Avoiding Lost Updates in Web Applications

Introduction
The Problem: Lost Updates with a Django API Endpoint
2.1 Demo App
2.2 Simulating Concurrent Requests
Understanding Read Committed Isolation Level
3.1 What is Read Committed?
3.2 What it Doesn't Guarantee
Solutions to Avoid Lost Updates
4.1 Solution 1: Atomic Write with F() Expressions
4.2 Solution 2: Change Isolation Level to Serializable
4.3 Solution 3: Use select_for_update() for Complex Queries
Conclusion
References and Further Readings

Introduction

Ignoring concepts like proper database transactions and handling race conditions might seem harmless at first, but it’s a recipe for concurrency bugs that are incredibly hard to debug. These bugs have a knack for showing up at the worst possible time—usually once your app has scaled—leading to massive headaches and sleepless nights. In this post, we’ll explore how to prevent these issues in Django, saving your future self from countless hours of frustration.

Relational databases like PostgreSQL offer various levels of transaction isolation to manage concurrent data access. The most common (and often default settings) is Read Committed, which can lead to lost updates in certain scenarios. This tutorial demonstrates the problem and explores solutions using a Django application, but the problem and solutions are relevant for any framework.

We'll:

Define a basic Django app that increments a counter through an endpoint.
Explain the Read Committed isolation level and its limitations.
Provide solutions:
1. Using atomic write operations with Django's F expressions.
2. Switching to Serializable isolation.
3. Leveraging select_for_update() for complex cases.

The demo app and code samples can be found in this repository: https://github.com/tartieret/django-isolation-levels

1. The Problem: Lost Updates with a Django API Endpoint

Demo app

Imagine a simple Django app where an endpoint increments a counter stored in a PostgreSQL database. Here's the basic implementation:

# models.py
from django.db import models

class Counter(models.Model):
    name = models.CharField(max_length=100, unique=True)
    value = models.PositiveIntegerField(default=0)

# views.py
import time

from django.http import JsonResponse
from django.db import transaction

from .models import Counter

@transaction.atomic
def increment_counter(request, name):
    """This endpoint receives a GET request such as:
    GET http://localhost:8000/counters/increment/myCounter/
    """
    # Retrieve the counter object
    counter = Counter.objects.get(name=name)

    # Simulate a slow API endpoint
    time.sleep(5)

    # Increment and save
    counter.value += 1
    counter.save()

    # Return a JSON response
    return JsonResponse({"name": name, "value": counter.value})

_EXCERPTED DATA_.
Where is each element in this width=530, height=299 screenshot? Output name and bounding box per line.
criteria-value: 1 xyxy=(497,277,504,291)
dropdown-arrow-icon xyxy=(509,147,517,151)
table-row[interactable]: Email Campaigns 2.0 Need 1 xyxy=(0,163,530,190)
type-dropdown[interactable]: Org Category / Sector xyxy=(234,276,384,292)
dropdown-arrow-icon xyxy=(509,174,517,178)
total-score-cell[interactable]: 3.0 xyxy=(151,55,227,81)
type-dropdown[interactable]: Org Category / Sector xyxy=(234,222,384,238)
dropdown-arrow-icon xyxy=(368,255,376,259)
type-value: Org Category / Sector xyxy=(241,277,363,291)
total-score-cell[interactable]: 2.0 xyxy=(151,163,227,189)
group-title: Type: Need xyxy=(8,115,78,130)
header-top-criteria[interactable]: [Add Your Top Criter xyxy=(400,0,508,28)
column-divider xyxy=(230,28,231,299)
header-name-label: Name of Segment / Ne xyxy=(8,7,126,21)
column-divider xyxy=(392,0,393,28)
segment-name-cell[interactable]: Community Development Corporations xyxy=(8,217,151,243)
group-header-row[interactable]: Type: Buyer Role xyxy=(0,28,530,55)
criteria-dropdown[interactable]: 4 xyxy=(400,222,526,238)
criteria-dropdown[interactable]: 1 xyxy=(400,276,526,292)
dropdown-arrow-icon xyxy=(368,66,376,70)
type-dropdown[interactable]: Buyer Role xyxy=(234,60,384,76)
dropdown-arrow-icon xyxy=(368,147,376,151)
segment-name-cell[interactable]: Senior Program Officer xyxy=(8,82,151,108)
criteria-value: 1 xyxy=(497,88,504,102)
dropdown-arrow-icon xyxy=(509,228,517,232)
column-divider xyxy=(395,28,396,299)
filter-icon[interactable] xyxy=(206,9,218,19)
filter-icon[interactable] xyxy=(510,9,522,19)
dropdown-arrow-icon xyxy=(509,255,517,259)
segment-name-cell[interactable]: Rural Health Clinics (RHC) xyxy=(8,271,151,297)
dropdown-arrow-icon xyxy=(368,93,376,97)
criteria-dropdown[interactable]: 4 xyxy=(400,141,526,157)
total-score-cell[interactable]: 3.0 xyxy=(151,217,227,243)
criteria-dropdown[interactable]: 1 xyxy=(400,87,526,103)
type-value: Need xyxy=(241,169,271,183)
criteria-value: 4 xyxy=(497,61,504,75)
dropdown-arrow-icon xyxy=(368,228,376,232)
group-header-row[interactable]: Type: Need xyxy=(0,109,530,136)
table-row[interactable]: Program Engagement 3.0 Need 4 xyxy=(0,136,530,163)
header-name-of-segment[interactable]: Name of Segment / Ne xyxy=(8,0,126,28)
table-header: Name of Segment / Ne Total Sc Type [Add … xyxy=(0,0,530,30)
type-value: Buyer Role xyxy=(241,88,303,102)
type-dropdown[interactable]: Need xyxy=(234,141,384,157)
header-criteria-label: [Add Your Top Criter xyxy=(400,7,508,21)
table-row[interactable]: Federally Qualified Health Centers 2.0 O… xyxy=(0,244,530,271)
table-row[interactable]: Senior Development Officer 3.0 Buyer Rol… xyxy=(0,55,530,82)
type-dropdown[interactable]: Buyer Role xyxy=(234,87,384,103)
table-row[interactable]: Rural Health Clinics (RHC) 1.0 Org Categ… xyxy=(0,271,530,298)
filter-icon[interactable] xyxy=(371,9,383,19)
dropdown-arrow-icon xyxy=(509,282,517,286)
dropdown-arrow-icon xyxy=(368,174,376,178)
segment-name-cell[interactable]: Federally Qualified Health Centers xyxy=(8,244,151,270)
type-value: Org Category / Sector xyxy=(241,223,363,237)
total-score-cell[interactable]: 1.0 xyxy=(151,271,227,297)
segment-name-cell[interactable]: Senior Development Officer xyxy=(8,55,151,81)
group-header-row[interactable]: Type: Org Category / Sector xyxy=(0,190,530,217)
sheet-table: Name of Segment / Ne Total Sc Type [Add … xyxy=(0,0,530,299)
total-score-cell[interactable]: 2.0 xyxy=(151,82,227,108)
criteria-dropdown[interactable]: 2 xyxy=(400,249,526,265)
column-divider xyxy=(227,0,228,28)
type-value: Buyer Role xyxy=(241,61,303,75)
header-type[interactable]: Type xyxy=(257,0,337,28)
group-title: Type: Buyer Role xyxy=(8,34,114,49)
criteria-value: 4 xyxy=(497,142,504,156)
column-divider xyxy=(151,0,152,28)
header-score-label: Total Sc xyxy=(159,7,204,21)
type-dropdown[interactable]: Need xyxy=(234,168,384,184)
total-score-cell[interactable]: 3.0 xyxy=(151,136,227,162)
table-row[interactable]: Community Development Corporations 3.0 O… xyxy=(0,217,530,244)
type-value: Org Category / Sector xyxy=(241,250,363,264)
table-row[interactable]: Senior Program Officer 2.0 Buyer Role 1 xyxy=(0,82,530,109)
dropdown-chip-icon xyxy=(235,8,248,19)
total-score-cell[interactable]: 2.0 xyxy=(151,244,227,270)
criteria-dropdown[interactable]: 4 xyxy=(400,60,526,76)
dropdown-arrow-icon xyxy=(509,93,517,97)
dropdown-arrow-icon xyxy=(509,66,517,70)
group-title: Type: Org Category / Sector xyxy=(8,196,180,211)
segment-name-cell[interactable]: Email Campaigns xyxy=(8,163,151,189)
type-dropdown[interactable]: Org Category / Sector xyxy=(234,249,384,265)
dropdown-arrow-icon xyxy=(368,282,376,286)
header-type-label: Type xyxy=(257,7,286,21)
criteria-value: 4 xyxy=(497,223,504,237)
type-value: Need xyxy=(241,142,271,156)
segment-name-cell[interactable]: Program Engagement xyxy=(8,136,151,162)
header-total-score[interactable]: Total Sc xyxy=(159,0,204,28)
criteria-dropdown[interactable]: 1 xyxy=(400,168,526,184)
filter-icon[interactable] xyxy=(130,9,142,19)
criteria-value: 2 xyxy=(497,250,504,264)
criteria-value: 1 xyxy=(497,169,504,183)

_PROBLEM DESCRIPTION_. Translate this sentence from the article on lost updates into Spanish: "Imagine a simple Django app where an endpoint increments a counter stored in a PostgreSQL database."

_FULL OUTPUT_. Imagina una aplicación Django sencilla en la que un endpoint incrementa un contador almacenado en una base de datos PostgreSQL.